Given instruction: Below are records to repeat exactly. Omit the pictures from the copy.

Dataset records:
══════════
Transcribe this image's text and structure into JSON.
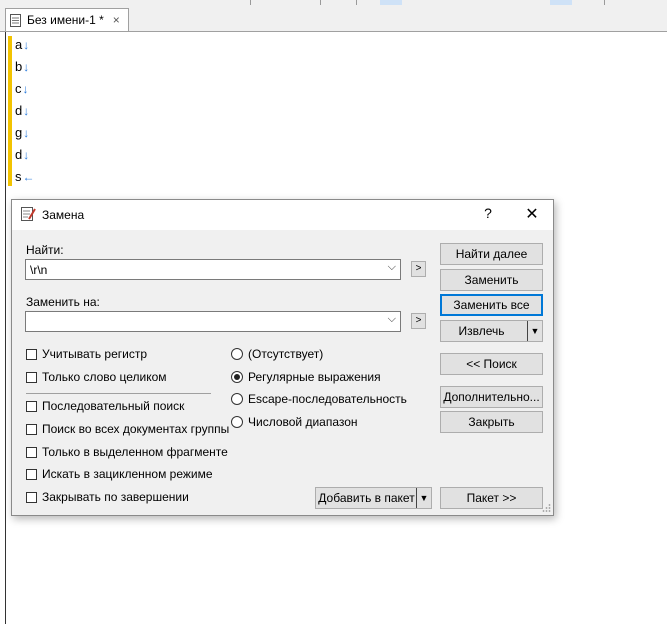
{
  "tab": {
    "title": "Без имени-1 *",
    "close": "×"
  },
  "editor": {
    "lines": [
      {
        "text": "a",
        "mark": "↓"
      },
      {
        "text": "b",
        "mark": "↓"
      },
      {
        "text": "c",
        "mark": "↓"
      },
      {
        "text": "d",
        "mark": "↓"
      },
      {
        "text": "g",
        "mark": "↓"
      },
      {
        "text": "d",
        "mark": "↓"
      },
      {
        "text": "s",
        "mark": "←"
      }
    ]
  },
  "dialog": {
    "title": "Замена",
    "help": "?",
    "close": "✕",
    "find_label": "Найти:",
    "find_value": "\\r\\n",
    "replace_label": "Заменить на:",
    "replace_value": "",
    "chevron": "⌵",
    "arrow": ">",
    "buttons": {
      "find_next": "Найти далее",
      "replace": "Заменить",
      "replace_all": "Заменить все",
      "extract": "Извлечь",
      "search": "<< Поиск",
      "more": "Дополнительно...",
      "close": "Закрыть",
      "add_to_batch": "Добавить в пакет",
      "batch": "Пакет >>"
    },
    "checkboxes": [
      "Учитывать регистр",
      "Только слово целиком",
      "Последовательный поиск",
      "Поиск во всех документах группы",
      "Только в выделенном фрагменте",
      "Искать в зацикленном режиме",
      "Закрывать по завершении"
    ],
    "radios": [
      {
        "label": "(Отсутствует)",
        "selected": false
      },
      {
        "label": "Регулярные выражения",
        "selected": true
      },
      {
        "label": "Escape-последовательность",
        "selected": false
      },
      {
        "label": "Числовой диапазон",
        "selected": false
      }
    ]
  },
  "colors": {
    "accent": "#0078d7",
    "gutter": "#f2c300",
    "eol_mark": "#2b7bdc"
  }
}
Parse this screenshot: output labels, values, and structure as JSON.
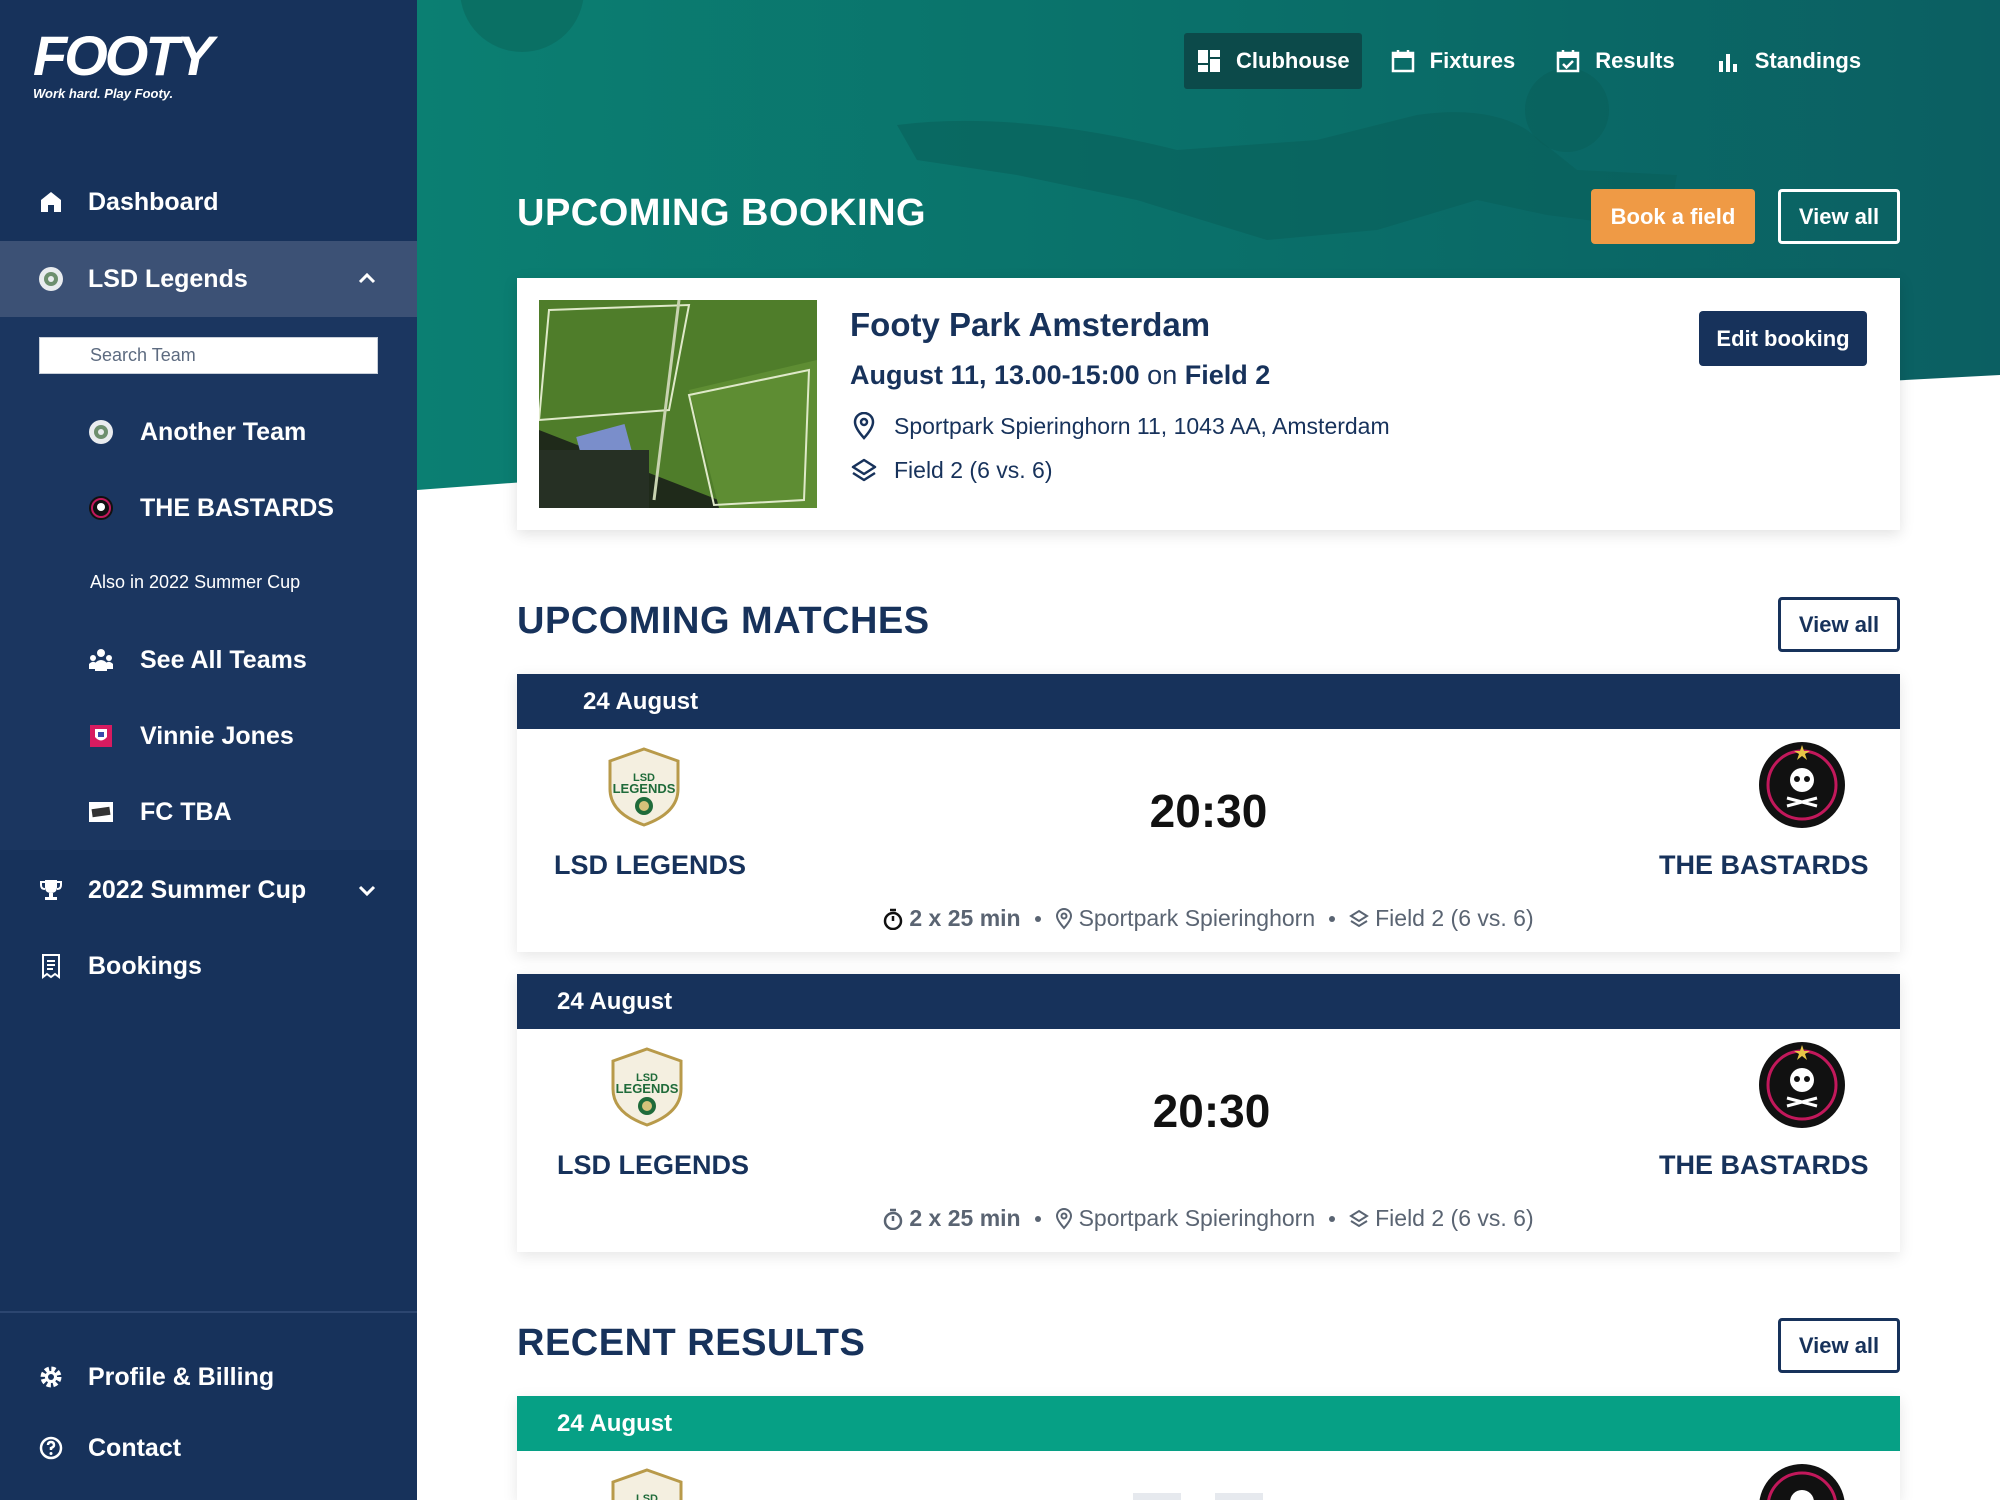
{
  "brand": {
    "name": "FOOTY",
    "tagline": "Work hard. Play Footy."
  },
  "colors": {
    "sidebar": "#17325b",
    "accent_teal": "#06a085",
    "accent_orange": "#ef9a45",
    "hero_teal": "#0b6a64"
  },
  "sidebar": {
    "dashboard": "Dashboard",
    "team_selected": "LSD Legends",
    "search_placeholder": "Search Team",
    "teams": [
      "Another Team",
      "THE BASTARDS"
    ],
    "also_in": "Also in 2022 Summer Cup",
    "cup_items": [
      "See All Teams",
      "Vinnie Jones",
      "FC TBA"
    ],
    "competition": "2022 Summer Cup",
    "bookings": "Bookings",
    "profile": "Profile & Billing",
    "contact": "Contact"
  },
  "topnav": [
    "Clubhouse",
    "Fixtures",
    "Results",
    "Standings"
  ],
  "booking_section": {
    "title": "UPCOMING BOOKING",
    "book_button": "Book a field",
    "view_all": "View all",
    "venue": "Footy Park Amsterdam",
    "date_time": "August 11, 13.00-15:00",
    "on": "on",
    "field": "Field 2",
    "address": "Sportpark Spieringhorn 11, 1043 AA, Amsterdam",
    "field_detail": "Field 2 (6 vs. 6)",
    "edit_button": "Edit booking"
  },
  "matches_section": {
    "title": "UPCOMING MATCHES",
    "view_all": "View all",
    "matches": [
      {
        "date": "24 August",
        "home": "LSD LEGENDS",
        "away": "THE BASTARDS",
        "time": "20:30",
        "duration": "2 x 25 min",
        "venue": "Sportpark Spieringhorn",
        "field": "Field 2 (6 vs. 6)"
      },
      {
        "date": "24 August",
        "home": "LSD LEGENDS",
        "away": "THE BASTARDS",
        "time": "20:30",
        "duration": "2 x 25 min",
        "venue": "Sportpark Spieringhorn",
        "field": "Field 2 (6 vs. 6)"
      }
    ]
  },
  "results_section": {
    "title": "RECENT RESULTS",
    "view_all": "View all",
    "results": [
      {
        "date": "24 August"
      }
    ]
  }
}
══════════
The result:
Transcribe this image's text and structure into JSON.
{
  "tab": {
    "title": "Без имени-1 *",
    "close": "×"
  },
  "editor": {
    "lines": [
      {
        "text": "a",
        "mark": "↓"
      },
      {
        "text": "b",
        "mark": "↓"
      },
      {
        "text": "c",
        "mark": "↓"
      },
      {
        "text": "d",
        "mark": "↓"
      },
      {
        "text": "g",
        "mark": "↓"
      },
      {
        "text": "d",
        "mark": "↓"
      },
      {
        "text": "s",
        "mark": "←"
      }
    ]
  },
  "dialog": {
    "title": "Замена",
    "help": "?",
    "close": "✕",
    "find_label": "Найти:",
    "find_value": "\\r\\n",
    "replace_label": "Заменить на:",
    "replace_value": "",
    "chevron": "⌵",
    "arrow": ">",
    "buttons": {
      "find_next": "Найти далее",
      "replace": "Заменить",
      "replace_all": "Заменить все",
      "extract": "Извлечь",
      "search": "<< Поиск",
      "more": "Дополнительно...",
      "close": "Закрыть",
      "add_to_batch": "Добавить в пакет",
      "batch": "Пакет >>"
    },
    "checkboxes": [
      "Учитывать регистр",
      "Только слово целиком",
      "Последовательный поиск",
      "Поиск во всех документах группы",
      "Только в выделенном фрагменте",
      "Искать в зацикленном режиме",
      "Закрывать по завершении"
    ],
    "radios": [
      {
        "label": "(Отсутствует)",
        "selected": false
      },
      {
        "label": "Регулярные выражения",
        "selected": true
      },
      {
        "label": "Escape-последовательность",
        "selected": false
      },
      {
        "label": "Числовой диапазон",
        "selected": false
      }
    ]
  },
  "colors": {
    "accent": "#0078d7",
    "gutter": "#f2c300",
    "eol_mark": "#2b7bdc"
  }
}
Parse this screenshot: output labels, values, and structure as JSON.
{
  "brand": {
    "name": "FOOTY",
    "tagline": "Work hard. Play Footy."
  },
  "colors": {
    "sidebar": "#17325b",
    "accent_teal": "#06a085",
    "accent_orange": "#ef9a45",
    "hero_teal": "#0b6a64"
  },
  "sidebar": {
    "dashboard": "Dashboard",
    "team_selected": "LSD Legends",
    "search_placeholder": "Search Team",
    "teams": [
      "Another Team",
      "THE BASTARDS"
    ],
    "also_in": "Also in 2022 Summer Cup",
    "cup_items": [
      "See All Teams",
      "Vinnie Jones",
      "FC TBA"
    ],
    "competition": "2022 Summer Cup",
    "bookings": "Bookings",
    "profile": "Profile & Billing",
    "contact": "Contact"
  },
  "topnav": [
    "Clubhouse",
    "Fixtures",
    "Results",
    "Standings"
  ],
  "booking_section": {
    "title": "UPCOMING BOOKING",
    "book_button": "Book a field",
    "view_all": "View all",
    "venue": "Footy Park Amsterdam",
    "date_time": "August 11, 13.00-15:00",
    "on": "on",
    "field": "Field 2",
    "address": "Sportpark Spieringhorn 11, 1043 AA, Amsterdam",
    "field_detail": "Field 2 (6 vs. 6)",
    "edit_button": "Edit booking"
  },
  "matches_section": {
    "title": "UPCOMING MATCHES",
    "view_all": "View all",
    "matches": [
      {
        "date": "24 August",
        "home": "LSD LEGENDS",
        "away": "THE BASTARDS",
        "time": "20:30",
        "duration": "2 x 25 min",
        "venue": "Sportpark Spieringhorn",
        "field": "Field 2 (6 vs. 6)"
      },
      {
        "date": "24 August",
        "home": "LSD LEGENDS",
        "away": "THE BASTARDS",
        "time": "20:30",
        "duration": "2 x 25 min",
        "venue": "Sportpark Spieringhorn",
        "field": "Field 2 (6 vs. 6)"
      }
    ]
  },
  "results_section": {
    "title": "RECENT RESULTS",
    "view_all": "View all",
    "results": [
      {
        "date": "24 August"
      }
    ]
  }
}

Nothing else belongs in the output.